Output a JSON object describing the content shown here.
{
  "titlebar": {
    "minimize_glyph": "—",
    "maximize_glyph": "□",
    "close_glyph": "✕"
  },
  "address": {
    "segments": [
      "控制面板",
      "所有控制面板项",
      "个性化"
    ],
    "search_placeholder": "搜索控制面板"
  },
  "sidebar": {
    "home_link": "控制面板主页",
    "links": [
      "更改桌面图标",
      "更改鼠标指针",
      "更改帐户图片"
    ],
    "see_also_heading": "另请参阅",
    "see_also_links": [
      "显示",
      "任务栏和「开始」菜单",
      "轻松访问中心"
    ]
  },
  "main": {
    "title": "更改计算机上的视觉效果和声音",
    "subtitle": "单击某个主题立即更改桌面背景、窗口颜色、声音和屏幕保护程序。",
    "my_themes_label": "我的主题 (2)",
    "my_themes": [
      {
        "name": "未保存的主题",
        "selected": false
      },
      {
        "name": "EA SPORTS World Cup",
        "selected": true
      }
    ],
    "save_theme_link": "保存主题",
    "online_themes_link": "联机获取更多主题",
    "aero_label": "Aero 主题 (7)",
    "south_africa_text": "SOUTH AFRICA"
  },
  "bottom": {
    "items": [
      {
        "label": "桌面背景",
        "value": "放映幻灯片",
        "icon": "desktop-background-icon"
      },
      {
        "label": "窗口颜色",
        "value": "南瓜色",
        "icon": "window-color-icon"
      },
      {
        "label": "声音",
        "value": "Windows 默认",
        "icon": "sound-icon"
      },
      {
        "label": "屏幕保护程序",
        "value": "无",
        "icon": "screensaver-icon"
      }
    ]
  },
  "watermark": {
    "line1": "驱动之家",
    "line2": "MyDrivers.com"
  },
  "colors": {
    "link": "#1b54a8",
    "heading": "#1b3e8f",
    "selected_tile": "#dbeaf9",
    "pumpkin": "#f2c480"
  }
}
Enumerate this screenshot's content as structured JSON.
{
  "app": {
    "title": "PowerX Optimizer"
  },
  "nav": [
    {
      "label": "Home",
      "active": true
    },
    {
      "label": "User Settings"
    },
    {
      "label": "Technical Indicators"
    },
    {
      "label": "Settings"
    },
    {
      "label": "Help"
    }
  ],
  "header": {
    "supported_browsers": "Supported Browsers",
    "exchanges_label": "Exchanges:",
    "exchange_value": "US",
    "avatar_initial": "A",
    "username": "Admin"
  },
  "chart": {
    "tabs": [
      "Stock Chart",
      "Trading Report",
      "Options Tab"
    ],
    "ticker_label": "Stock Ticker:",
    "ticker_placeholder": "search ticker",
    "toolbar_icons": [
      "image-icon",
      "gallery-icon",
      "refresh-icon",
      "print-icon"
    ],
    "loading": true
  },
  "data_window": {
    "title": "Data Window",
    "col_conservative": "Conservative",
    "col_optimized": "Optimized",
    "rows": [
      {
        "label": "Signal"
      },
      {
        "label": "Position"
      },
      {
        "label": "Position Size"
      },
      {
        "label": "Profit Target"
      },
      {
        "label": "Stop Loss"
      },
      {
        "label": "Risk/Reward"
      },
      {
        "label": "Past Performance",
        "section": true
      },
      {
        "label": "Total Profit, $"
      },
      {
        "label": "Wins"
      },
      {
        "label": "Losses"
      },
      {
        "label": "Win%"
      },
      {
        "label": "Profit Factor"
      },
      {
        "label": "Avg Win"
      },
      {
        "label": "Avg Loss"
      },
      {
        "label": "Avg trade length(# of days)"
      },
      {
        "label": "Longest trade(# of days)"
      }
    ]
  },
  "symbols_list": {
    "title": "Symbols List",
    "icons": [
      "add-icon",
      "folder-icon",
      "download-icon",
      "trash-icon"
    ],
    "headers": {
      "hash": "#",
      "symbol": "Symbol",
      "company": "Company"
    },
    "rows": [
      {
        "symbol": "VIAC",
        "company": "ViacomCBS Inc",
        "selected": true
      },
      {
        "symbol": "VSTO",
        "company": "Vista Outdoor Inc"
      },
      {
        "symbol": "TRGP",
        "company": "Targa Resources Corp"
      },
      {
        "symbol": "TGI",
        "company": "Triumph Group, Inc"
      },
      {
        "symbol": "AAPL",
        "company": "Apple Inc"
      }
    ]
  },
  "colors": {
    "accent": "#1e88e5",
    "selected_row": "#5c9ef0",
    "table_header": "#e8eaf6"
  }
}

▶ [Aim of the exercise]: Please list every line of the records that contains "Settings".

▶ [Completed task]:
      "label": "User Settings"
      "label": "Settings"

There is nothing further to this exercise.